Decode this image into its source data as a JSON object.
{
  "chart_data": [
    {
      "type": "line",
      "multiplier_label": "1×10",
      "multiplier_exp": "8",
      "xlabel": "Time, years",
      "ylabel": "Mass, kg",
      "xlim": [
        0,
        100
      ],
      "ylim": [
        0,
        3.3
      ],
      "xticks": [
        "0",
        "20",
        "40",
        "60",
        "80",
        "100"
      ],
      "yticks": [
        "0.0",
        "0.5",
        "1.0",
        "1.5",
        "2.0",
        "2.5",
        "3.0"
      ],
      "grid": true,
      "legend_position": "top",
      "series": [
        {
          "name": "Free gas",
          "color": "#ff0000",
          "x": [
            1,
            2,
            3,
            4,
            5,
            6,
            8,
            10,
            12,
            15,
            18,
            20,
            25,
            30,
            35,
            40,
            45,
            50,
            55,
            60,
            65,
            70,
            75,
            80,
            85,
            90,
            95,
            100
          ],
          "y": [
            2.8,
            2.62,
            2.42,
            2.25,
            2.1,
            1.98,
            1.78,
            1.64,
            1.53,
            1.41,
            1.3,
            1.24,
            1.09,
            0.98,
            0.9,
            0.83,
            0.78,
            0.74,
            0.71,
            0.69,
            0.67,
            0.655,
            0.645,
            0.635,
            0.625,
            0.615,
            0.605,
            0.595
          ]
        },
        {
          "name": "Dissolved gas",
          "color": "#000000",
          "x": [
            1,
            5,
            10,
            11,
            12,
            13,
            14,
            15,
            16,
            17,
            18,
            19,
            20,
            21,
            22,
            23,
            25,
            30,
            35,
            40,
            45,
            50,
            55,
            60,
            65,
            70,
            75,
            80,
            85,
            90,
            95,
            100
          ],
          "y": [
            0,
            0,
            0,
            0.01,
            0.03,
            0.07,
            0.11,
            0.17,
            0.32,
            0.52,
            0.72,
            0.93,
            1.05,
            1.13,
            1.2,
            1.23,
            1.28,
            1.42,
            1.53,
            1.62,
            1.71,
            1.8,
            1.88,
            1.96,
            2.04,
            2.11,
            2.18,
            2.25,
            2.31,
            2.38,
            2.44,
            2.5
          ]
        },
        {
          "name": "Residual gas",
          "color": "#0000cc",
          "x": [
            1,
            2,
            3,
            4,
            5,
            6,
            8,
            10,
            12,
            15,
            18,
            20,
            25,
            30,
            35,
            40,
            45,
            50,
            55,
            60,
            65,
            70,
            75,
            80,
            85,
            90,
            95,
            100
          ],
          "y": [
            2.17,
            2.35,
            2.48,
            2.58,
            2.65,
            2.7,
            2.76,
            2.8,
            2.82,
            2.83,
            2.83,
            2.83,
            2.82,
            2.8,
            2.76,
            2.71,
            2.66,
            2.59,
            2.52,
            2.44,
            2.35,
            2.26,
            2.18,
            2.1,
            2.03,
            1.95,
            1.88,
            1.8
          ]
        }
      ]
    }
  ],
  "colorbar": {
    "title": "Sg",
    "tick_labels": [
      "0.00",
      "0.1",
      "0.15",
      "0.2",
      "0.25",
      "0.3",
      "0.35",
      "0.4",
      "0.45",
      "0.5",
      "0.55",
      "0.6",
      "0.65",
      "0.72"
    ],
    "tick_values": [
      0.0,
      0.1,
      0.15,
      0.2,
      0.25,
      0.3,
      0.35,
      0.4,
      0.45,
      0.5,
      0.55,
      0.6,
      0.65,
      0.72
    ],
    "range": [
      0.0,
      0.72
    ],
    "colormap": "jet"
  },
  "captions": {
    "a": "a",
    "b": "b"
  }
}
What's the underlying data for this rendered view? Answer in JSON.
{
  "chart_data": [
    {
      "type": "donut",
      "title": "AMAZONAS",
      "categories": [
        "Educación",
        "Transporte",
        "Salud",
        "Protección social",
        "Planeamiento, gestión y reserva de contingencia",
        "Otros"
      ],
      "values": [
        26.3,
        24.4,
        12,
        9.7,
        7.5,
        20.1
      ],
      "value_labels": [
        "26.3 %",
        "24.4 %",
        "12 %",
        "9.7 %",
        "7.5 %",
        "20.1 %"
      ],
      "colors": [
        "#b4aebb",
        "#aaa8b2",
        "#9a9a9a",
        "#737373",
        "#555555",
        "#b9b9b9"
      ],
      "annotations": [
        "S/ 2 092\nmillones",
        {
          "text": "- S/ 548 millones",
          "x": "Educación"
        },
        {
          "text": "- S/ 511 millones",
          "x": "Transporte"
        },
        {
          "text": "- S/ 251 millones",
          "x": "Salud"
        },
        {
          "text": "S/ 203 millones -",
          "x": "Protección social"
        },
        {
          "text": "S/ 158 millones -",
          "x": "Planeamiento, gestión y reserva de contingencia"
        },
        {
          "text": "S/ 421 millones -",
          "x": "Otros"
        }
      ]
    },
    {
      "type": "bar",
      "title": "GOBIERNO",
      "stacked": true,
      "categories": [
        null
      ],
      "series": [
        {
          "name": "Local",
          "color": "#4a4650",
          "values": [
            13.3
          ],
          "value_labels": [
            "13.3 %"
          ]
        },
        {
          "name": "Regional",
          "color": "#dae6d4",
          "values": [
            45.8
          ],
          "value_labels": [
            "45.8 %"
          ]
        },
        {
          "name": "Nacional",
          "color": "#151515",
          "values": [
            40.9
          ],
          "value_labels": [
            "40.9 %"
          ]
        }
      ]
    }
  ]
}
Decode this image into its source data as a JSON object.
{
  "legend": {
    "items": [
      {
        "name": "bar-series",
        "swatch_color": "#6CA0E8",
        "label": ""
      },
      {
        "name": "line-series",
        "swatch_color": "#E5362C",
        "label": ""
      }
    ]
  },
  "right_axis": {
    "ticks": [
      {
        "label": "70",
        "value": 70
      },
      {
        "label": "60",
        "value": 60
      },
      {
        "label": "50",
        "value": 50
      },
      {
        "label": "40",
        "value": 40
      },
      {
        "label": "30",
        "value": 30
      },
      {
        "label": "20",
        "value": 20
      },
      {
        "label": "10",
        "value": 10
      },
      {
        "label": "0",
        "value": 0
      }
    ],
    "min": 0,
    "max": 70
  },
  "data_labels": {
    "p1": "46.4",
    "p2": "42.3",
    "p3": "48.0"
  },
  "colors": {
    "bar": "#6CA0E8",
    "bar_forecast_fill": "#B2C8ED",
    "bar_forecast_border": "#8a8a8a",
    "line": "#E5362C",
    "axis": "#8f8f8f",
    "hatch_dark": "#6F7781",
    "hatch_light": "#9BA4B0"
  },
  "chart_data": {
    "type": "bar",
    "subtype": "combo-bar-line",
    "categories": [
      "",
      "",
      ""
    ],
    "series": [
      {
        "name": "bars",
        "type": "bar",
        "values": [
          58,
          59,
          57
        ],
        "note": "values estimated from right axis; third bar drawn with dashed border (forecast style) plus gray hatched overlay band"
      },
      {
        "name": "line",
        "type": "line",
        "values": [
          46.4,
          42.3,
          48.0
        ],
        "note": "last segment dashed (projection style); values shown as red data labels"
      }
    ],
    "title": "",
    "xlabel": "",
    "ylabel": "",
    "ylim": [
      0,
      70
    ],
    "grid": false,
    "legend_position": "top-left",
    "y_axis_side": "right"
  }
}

^^^^^^^^^^^^^^^^

Using the listing above, show each line holding the string "note".

        "note": "values estimated from right axis; third bar drawn with dashed border (forecast style) plus gray hatched overlay band"
        "note": "last segment dashed (projection style); values shown as red data labels"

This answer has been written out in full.